**** RECORDED INFORMATION ****

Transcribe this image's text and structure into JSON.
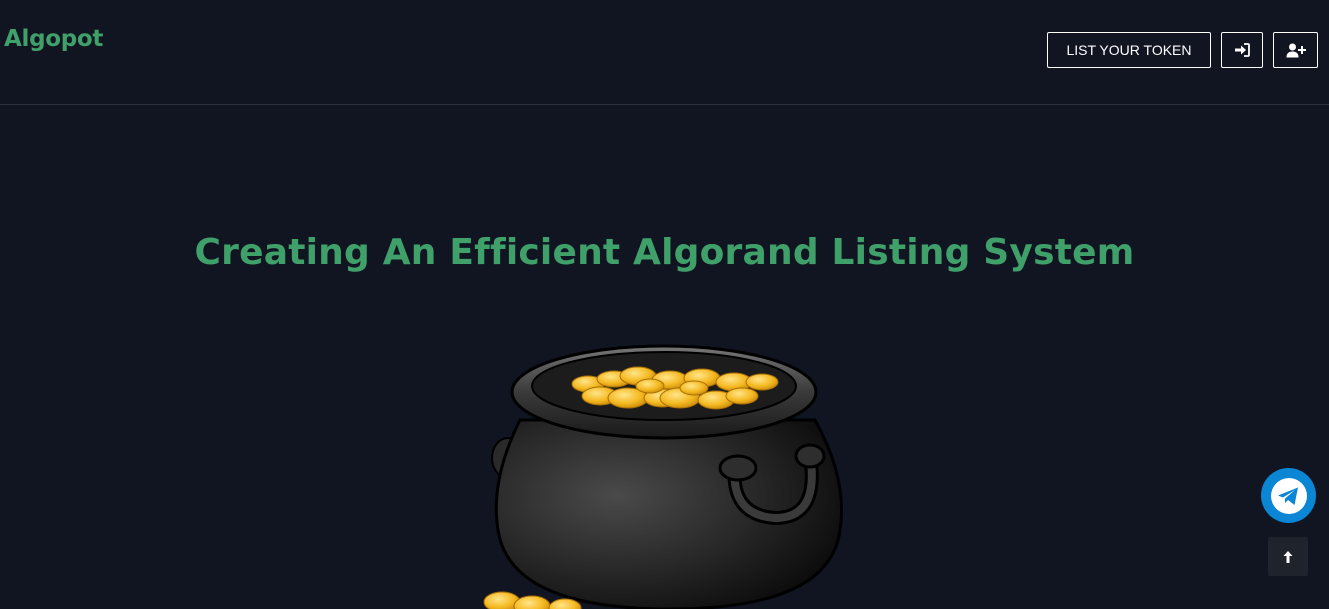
{
  "header": {
    "logo": "Algopot",
    "list_token_label": "LIST YOUR TOKEN",
    "login_icon": "sign-in-icon",
    "register_icon": "user-plus-icon"
  },
  "hero": {
    "title": "Creating An Efficient Algorand Listing System",
    "image": "pot-of-gold-coins"
  },
  "floating": {
    "telegram_icon": "telegram-icon",
    "back_to_top_icon": "arrow-up-icon"
  },
  "colors": {
    "background": "#111522",
    "accent_green": "#3fa06a",
    "telegram_blue": "#0b86d4"
  }
}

****

Copy every line of the listing containing the string "image".

Transcribe this image's text and structure into JSON.
    "image": "pot-of-gold-coins"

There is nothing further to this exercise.